## [Quoted passage]
[Begin]

See IND.CODE 6-1.1-8-19, which provides in relevant part:
Each year a public utility company shall file a statement concerning the value and description of the property which is either owned or used by the company on the assessment date of that year. The company shall file this statement with the state board of tax commissioners on the form prescribed by the board.

C. The Bridge

IHR owns a bridge that extends across the Wabash River. The bridge was constructed approximately 100 years ago. All five of the bridge's original piers were built on dry land ("dry piers"). A flood in the spring of 1990, however, caused the Wabash River to change course. As a result, one of the dry piers was enveloped by the river, and it became necessary to replace that pier with a pier built to withstand the river current ("wet pier"). The cost of replacing the single pier was expected to be $200,000. During the course of replacing the pier, however, the contractor damaged a span of the bridge itself, which then had to be replaced as well. The final cost of the work performed on the bridge was $900,000. IHR recorded that cost in its books as a capital expenditure.

D. The Assessment

For the March 1, 1994, assessment date, the State Board issued a tentative assessment of IHR's distributable property. In arriving at its tentative assessment, the State Board was required to calculate IHR's unit value, and in calculating IHR's unit value, the State Board utilized the cost of the grant property and bridge work as recorded in IHR's books.

[End]

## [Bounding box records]
[Begin]

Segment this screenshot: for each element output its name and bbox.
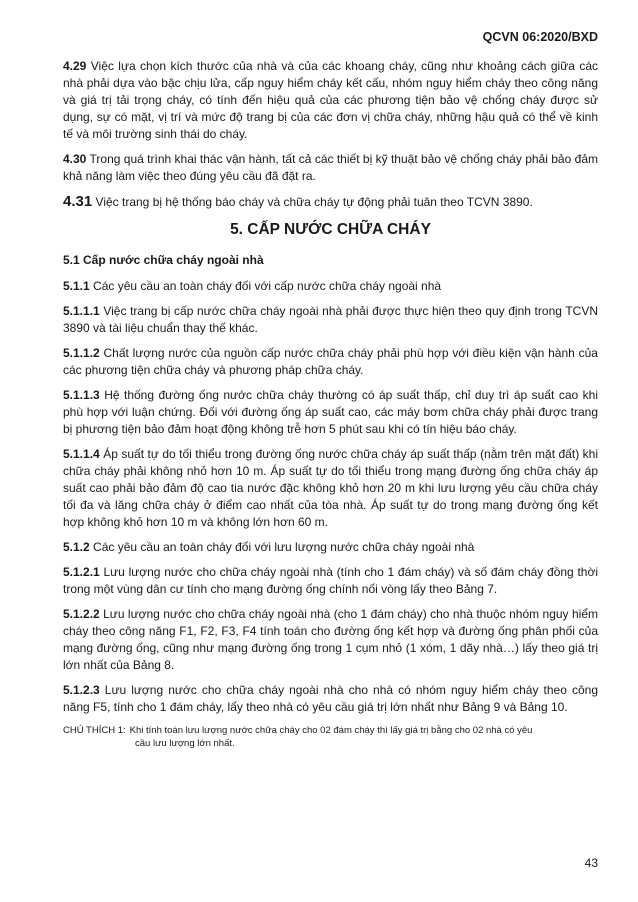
paragraph-5-1-1-3 bbox=[63, 387, 598, 438]
paragraph-number: 5.1.2.1 bbox=[63, 565, 100, 579]
paragraph-text: Hệ thống đường ống nước chữa cháy thường có áp suất thấp, chỉ duy trì áp suất cao khi phù hợp với luận chứng. Đối với đường ống áp suất cao, các máy bơm chữa cháy phải được trang bị phương tiện bảo đảm hoạt động không trễ hơn 5 phút sau khi có tín hiệu báo cháy. bbox=[63, 388, 598, 436]
note-label: CHÚ THÍCH 1: bbox=[63, 725, 126, 736]
document-code-header: QCVN 06:2020/BXD bbox=[482, 30, 598, 44]
paragraph-number: 5.1.2.2 bbox=[63, 607, 100, 621]
note-text-line-2: cầu lưu lượng lớn nhất. bbox=[135, 738, 235, 749]
paragraph-5-1-1-2 bbox=[63, 345, 598, 379]
paragraph-number: 5.1.1.2 bbox=[63, 346, 100, 360]
paragraph-number: 5.1.2.3 bbox=[63, 683, 100, 697]
paragraph-5-1-2 bbox=[63, 539, 598, 556]
note-1 bbox=[63, 724, 598, 750]
paragraph-text: Lưu lượng nước cho chữa cháy ngoài nhà (cho 1 đám cháy) cho nhà thuộc nhóm nguy hiểm cháy theo công năng F1, F2, F3, F4 tính toán cho đường ống kết hợp và đường ống phân phối của mạng đường ống, cũng như mạng đường ống trong 1 cụm nhỏ (1 xóm, 1 dãy nhà…) lấy theo giá trị lớn nhất của Bảng 8. bbox=[63, 607, 598, 672]
paragraph-number: 4.31 bbox=[63, 193, 93, 210]
section-heading-5-1: 5.1 Cấp nước chữa cháy ngoài nhà bbox=[63, 253, 264, 267]
paragraph-number: 5.1.1.4 bbox=[63, 447, 100, 461]
paragraph-5-1-1-4 bbox=[63, 446, 598, 531]
paragraph-5-1-2-2 bbox=[63, 606, 598, 674]
paragraph-text: Việc trang bị hệ thống báo cháy và chữa cháy tự động phải tuân theo TCVN 3890. bbox=[95, 195, 533, 209]
paragraph-text: Việc trang bị cấp nước chữa cháy ngoài nhà phải được thực hiện theo quy định trong TCVN 3890 và tài liệu chuẩn thay thế khác. bbox=[63, 304, 598, 335]
paragraph-number: 5.1.1.3 bbox=[63, 388, 100, 402]
paragraph-4-31 bbox=[63, 193, 598, 211]
paragraph-number: 5.1.2 bbox=[63, 540, 90, 554]
paragraph-text: Các yêu cầu an toàn cháy đối với cấp nước chữa cháy ngoài nhà bbox=[93, 279, 442, 293]
chapter-title: 5. CẤP NƯỚC CHỮA CHÁY bbox=[230, 221, 431, 238]
paragraph-text: Trong quá trình khai thác vận hành, tất cả các thiết bị kỹ thuật bảo vệ chống cháy phải bảo đảm khả năng làm việc theo đúng yêu cầu đã đặt ra. bbox=[63, 152, 598, 183]
paragraph-number: 4.30 bbox=[63, 152, 87, 166]
paragraph-number: 5.1.1 bbox=[63, 279, 90, 293]
paragraph-text: Lưu lượng nước cho chữa cháy ngoài nhà (tính cho 1 đám cháy) và số đám cháy đồng thời trong một vùng dân cư tính cho mạng đường ống chính nối vòng lấy theo Bảng 7. bbox=[63, 565, 599, 596]
paragraph-5-1-2-1 bbox=[63, 564, 598, 598]
document-body bbox=[63, 58, 598, 750]
paragraph-text: Chất lượng nước của nguồn cấp nước chữa cháy phải phù hợp với điều kiện vận hành của các phương tiện chữa cháy và phương pháp chữa cháy. bbox=[63, 346, 598, 377]
note-text-line-1: Khi tính toán lưu lượng nước chữa cháy cho 02 đám cháy thì lấy giá trị bằng cho 02 nhà có yêu bbox=[129, 725, 533, 736]
paragraph-4-30 bbox=[63, 151, 598, 185]
paragraph-number: 4.29 bbox=[63, 59, 87, 73]
paragraph-5-1-2-3 bbox=[63, 682, 598, 716]
paragraph-number: 5.1.1.1 bbox=[63, 304, 100, 318]
paragraph-5-1-1 bbox=[63, 278, 598, 295]
paragraph-4-29 bbox=[63, 58, 598, 143]
paragraph-text: Các yêu cầu an toàn cháy đối với lưu lượng nước chữa cháy ngoài nhà bbox=[93, 540, 475, 554]
paragraph-5-1-1-1 bbox=[63, 303, 598, 337]
paragraph-text: Lưu lượng nước cho chữa cháy ngoài nhà cho nhà có nhóm nguy hiểm cháy theo công năng F5, tính cho 1 đám cháy, lấy theo nhà có yêu cầu giá trị lớn nhất như Bảng 9 và Bảng 10. bbox=[63, 683, 598, 714]
paragraph-text: Việc lựa chọn kích thước của nhà và của các khoang cháy, cũng như khoảng cách giữa các nhà phải dựa vào bậc chịu lửa, cấp nguy hiểm cháy kết cấu, nhóm nguy hiểm cháy theo công năng và giá trị tải trọng cháy, có tính đến hiệu quả của các phương tiện bảo vệ chống cháy được sử dụng, sự có mặt, vị trí và mức độ trang bị của các đơn vị chữa cháy, những hậu quả có thể về kinh tế và môi trường sinh thái do cháy. bbox=[63, 59, 598, 141]
paragraph-text: Áp suất tự do tối thiểu trong đường ống nước chữa cháy áp suất thấp (nằm trên mặt đất) khi chữa cháy phải không nhỏ hơn 10 m. Áp suất tự do tối thiểu trong mạng đường ống chữa cháy áp suất cao phải bảo đảm độ cao tia nước đặc không khỏ hơn 20 m khi lưu lượng yêu cầu chữa cháy tối đa và lăng chữa cháy ở điểm cao nhất của tòa nhà. Áp suất tự do trong mạng đường ống kết hợp không khỏ hơn 10 m và không lớn hơn 60 m. bbox=[63, 447, 598, 529]
page-number: 43 bbox=[584, 856, 598, 870]
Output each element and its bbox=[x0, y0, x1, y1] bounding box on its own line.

[End]

## [What you need to do]
A - From the section of the legal excerpt headed "C. The Bridge," list every figure written in digits, each with the few words around it.
B - Render the part of the bounding box records that opens with the line containing "paragraph-5-1-1-3 bbox=[63, 387, 598, 438]" and closes with the line containing "paragraph-5-1-1-4 bbox=[63, 446, 598, 531]" as a JSON list of strings, one string per line, leaving out blank lines.

## [The results]
A -
- "approximately 100 years ago"
- "in the spring of 1990"
- "expected to be $200,000"
- "was $900,000"

B -
[
  "paragraph-5-1-1-3 bbox=[63, 387, 598, 438]",
  "paragraph-number: 5.1.2.1 bbox=[63, 565, 100, 579]",
  "paragraph-text: Hệ thống đường ống nước chữa cháy thường có áp suất thấp, chỉ duy trì áp suất cao khi phù hợp với luận chứng. Đối với đường ống áp suất cao, các máy bơm chữa cháy phải được trang bị phương tiện bảo đảm hoạt động không trễ hơn 5 phút sau khi có tín hiệu báo cháy. bbox=[63, 388, 598, 436]",
  "note-label: CHÚ THÍCH 1: bbox=[63, 725, 126, 736]",
  "document-code-header: QCVN 06:2020/BXD bbox=[482, 30, 598, 44]",
  "paragraph-number: 5.1.2.2 bbox=[63, 607, 100, 621]",
  "note-text-line-2: cầu lưu lượng lớn nhất. bbox=[135, 738, 235, 749]",
  "paragraph-5-1-1-2 bbox=[63, 345, 598, 379]",
  "paragraph-number: 5.1.1.2 bbox=[63, 346, 100, 360]",
  "paragraph-number: 5.1.2.3 bbox=[63, 683, 100, 697]",
  "paragraph-5-1-2 bbox=[63, 539, 598, 556]",
  "note-1 bbox=[63, 724, 598, 750]",
  "paragraph-text: Lưu lượng nước cho chữa cháy ngoài nhà (cho 1 đám cháy) cho nhà thuộc nhóm nguy hiểm cháy theo công năng F1, F2, F3, F4 tính toán cho đường ống kết hợp và đường ống phân phối của mạng đường ống, cũng như mạng đường ống trong 1 cụm nhỏ (1 xóm, 1 dãy nhà…) lấy theo giá trị lớn nhất của Bảng 8. bbox=[63, 607, 598, 672]",
  "paragraph-number: 4.31 bbox=[63, 193, 93, 210]",
  "section-heading-5-1: 5.1 Cấp nước chữa cháy ngoài nhà bbox=[63, 253, 264, 267]",
  "paragraph-number: 5.1.1.4 bbox=[63, 447, 100, 461]",
  "paragraph-5-1-1-4 bbox=[63, 446, 598, 531]"
]